_The problem_: Repeat the listing word for word. No pictures belong in the copy.

_Entries_:
-------
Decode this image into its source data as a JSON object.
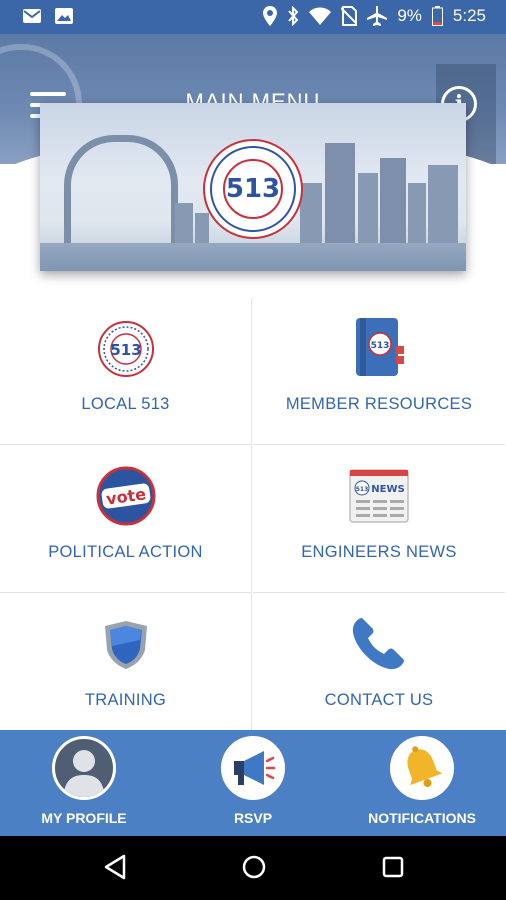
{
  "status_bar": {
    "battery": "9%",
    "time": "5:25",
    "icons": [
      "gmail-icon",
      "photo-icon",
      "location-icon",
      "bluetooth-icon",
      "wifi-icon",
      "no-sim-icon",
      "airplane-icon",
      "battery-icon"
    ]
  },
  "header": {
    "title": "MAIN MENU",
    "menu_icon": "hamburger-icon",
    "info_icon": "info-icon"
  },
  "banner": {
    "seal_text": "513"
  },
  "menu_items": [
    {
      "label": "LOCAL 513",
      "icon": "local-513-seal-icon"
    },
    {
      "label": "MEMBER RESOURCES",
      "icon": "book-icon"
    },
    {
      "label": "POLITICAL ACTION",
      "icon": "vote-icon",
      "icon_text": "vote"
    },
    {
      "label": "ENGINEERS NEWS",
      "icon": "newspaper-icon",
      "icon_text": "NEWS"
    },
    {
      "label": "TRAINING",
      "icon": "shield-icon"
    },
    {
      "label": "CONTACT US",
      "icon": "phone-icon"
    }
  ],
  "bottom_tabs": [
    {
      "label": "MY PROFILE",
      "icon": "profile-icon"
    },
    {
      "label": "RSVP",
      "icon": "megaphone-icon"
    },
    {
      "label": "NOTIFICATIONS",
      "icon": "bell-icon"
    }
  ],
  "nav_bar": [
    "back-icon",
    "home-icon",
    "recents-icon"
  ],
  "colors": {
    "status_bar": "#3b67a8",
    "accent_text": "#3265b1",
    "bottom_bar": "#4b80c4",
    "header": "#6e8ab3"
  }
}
-------
_Written reply_:
Decode this image into its source data as a JSON object.
{
  "status_bar": {
    "battery": "9%",
    "time": "5:25",
    "icons": [
      "gmail-icon",
      "photo-icon",
      "location-icon",
      "bluetooth-icon",
      "wifi-icon",
      "no-sim-icon",
      "airplane-icon",
      "battery-icon"
    ]
  },
  "header": {
    "title": "MAIN MENU",
    "menu_icon": "hamburger-icon",
    "info_icon": "info-icon"
  },
  "banner": {
    "seal_text": "513"
  },
  "menu_items": [
    {
      "label": "LOCAL 513",
      "icon": "local-513-seal-icon"
    },
    {
      "label": "MEMBER RESOURCES",
      "icon": "book-icon"
    },
    {
      "label": "POLITICAL ACTION",
      "icon": "vote-icon",
      "icon_text": "vote"
    },
    {
      "label": "ENGINEERS NEWS",
      "icon": "newspaper-icon",
      "icon_text": "NEWS"
    },
    {
      "label": "TRAINING",
      "icon": "shield-icon"
    },
    {
      "label": "CONTACT US",
      "icon": "phone-icon"
    }
  ],
  "bottom_tabs": [
    {
      "label": "MY PROFILE",
      "icon": "profile-icon"
    },
    {
      "label": "RSVP",
      "icon": "megaphone-icon"
    },
    {
      "label": "NOTIFICATIONS",
      "icon": "bell-icon"
    }
  ],
  "nav_bar": [
    "back-icon",
    "home-icon",
    "recents-icon"
  ],
  "colors": {
    "status_bar": "#3b67a8",
    "accent_text": "#3265b1",
    "bottom_bar": "#4b80c4",
    "header": "#6e8ab3"
  }
}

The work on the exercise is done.